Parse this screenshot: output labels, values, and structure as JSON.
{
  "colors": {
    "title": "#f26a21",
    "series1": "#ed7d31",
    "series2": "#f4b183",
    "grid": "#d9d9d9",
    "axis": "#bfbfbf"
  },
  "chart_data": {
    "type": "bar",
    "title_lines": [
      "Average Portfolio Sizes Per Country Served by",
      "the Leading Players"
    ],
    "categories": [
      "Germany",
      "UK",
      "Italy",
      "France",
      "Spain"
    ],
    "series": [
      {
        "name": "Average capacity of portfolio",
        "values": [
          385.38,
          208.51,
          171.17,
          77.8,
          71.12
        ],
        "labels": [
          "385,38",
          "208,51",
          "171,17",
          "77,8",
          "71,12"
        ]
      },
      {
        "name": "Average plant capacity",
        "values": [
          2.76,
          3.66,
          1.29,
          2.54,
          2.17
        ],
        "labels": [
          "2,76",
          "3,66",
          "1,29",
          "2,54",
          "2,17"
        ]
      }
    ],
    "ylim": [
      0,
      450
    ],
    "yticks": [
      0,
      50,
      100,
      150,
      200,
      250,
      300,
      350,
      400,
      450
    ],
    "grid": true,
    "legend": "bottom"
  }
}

--- --- ---

- **Short problem**
Write each line above out exactly.

- **Output**
Parse this screenshot: output labels, values, and structure as JSON.
{
  "colors": {
    "title": "#f26a21",
    "series1": "#ed7d31",
    "series2": "#f4b183",
    "grid": "#d9d9d9",
    "axis": "#bfbfbf"
  },
  "chart_data": {
    "type": "bar",
    "title_lines": [
      "Average Portfolio Sizes Per Country Served by",
      "the Leading Players"
    ],
    "categories": [
      "Germany",
      "UK",
      "Italy",
      "France",
      "Spain"
    ],
    "series": [
      {
        "name": "Average capacity of portfolio",
        "values": [
          385.38,
          208.51,
          171.17,
          77.8,
          71.12
        ],
        "labels": [
          "385,38",
          "208,51",
          "171,17",
          "77,8",
          "71,12"
        ]
      },
      {
        "name": "Average plant capacity",
        "values": [
          2.76,
          3.66,
          1.29,
          2.54,
          2.17
        ],
        "labels": [
          "2,76",
          "3,66",
          "1,29",
          "2,54",
          "2,17"
        ]
      }
    ],
    "ylim": [
      0,
      450
    ],
    "yticks": [
      0,
      50,
      100,
      150,
      200,
      250,
      300,
      350,
      400,
      450
    ],
    "grid": true,
    "legend": "bottom"
  }
}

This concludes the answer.